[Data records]

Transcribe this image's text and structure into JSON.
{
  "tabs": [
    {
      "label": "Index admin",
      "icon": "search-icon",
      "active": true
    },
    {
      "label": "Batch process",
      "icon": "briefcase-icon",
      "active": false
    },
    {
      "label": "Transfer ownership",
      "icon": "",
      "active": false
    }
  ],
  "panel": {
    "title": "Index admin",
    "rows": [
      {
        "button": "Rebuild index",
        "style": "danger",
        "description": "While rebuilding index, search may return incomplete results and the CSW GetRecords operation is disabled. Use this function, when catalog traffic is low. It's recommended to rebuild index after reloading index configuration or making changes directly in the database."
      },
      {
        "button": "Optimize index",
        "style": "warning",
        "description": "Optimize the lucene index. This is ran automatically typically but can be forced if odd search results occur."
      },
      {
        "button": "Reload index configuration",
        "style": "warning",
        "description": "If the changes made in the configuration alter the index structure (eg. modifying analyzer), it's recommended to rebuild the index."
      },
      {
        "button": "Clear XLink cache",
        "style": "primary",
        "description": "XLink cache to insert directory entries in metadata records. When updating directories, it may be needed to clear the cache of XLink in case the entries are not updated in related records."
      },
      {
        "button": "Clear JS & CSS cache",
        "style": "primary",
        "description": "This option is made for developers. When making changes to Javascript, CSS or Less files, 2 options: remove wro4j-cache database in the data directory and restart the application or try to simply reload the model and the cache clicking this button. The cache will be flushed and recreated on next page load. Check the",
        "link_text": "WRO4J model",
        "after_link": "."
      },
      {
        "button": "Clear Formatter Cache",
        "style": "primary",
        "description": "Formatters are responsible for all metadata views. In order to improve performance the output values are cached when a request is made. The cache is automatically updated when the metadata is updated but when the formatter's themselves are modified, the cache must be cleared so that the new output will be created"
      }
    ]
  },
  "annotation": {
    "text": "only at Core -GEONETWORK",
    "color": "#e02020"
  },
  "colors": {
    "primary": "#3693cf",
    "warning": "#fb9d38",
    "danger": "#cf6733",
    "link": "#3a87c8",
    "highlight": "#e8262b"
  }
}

■ Set exercise ■
From the first line to the last, please quote the material above exactly.

■ Output for this exercise ■
Transcribe this image's text and structure into JSON.
{
  "tabs": [
    {
      "label": "Index admin",
      "icon": "search-icon",
      "active": true
    },
    {
      "label": "Batch process",
      "icon": "briefcase-icon",
      "active": false
    },
    {
      "label": "Transfer ownership",
      "icon": "",
      "active": false
    }
  ],
  "panel": {
    "title": "Index admin",
    "rows": [
      {
        "button": "Rebuild index",
        "style": "danger",
        "description": "While rebuilding index, search may return incomplete results and the CSW GetRecords operation is disabled. Use this function, when catalog traffic is low. It's recommended to rebuild index after reloading index configuration or making changes directly in the database."
      },
      {
        "button": "Optimize index",
        "style": "warning",
        "description": "Optimize the lucene index. This is ran automatically typically but can be forced if odd search results occur."
      },
      {
        "button": "Reload index configuration",
        "style": "warning",
        "description": "If the changes made in the configuration alter the index structure (eg. modifying analyzer), it's recommended to rebuild the index."
      },
      {
        "button": "Clear XLink cache",
        "style": "primary",
        "description": "XLink cache to insert directory entries in metadata records. When updating directories, it may be needed to clear the cache of XLink in case the entries are not updated in related records."
      },
      {
        "button": "Clear JS & CSS cache",
        "style": "primary",
        "description": "This option is made for developers. When making changes to Javascript, CSS or Less files, 2 options: remove wro4j-cache database in the data directory and restart the application or try to simply reload the model and the cache clicking this button. The cache will be flushed and recreated on next page load. Check the",
        "link_text": "WRO4J model",
        "after_link": "."
      },
      {
        "button": "Clear Formatter Cache",
        "style": "primary",
        "description": "Formatters are responsible for all metadata views. In order to improve performance the output values are cached when a request is made. The cache is automatically updated when the metadata is updated but when the formatter's themselves are modified, the cache must be cleared so that the new output will be created"
      }
    ]
  },
  "annotation": {
    "text": "only at Core -GEONETWORK",
    "color": "#e02020"
  },
  "colors": {
    "primary": "#3693cf",
    "warning": "#fb9d38",
    "danger": "#cf6733",
    "link": "#3a87c8",
    "highlight": "#e8262b"
  }
}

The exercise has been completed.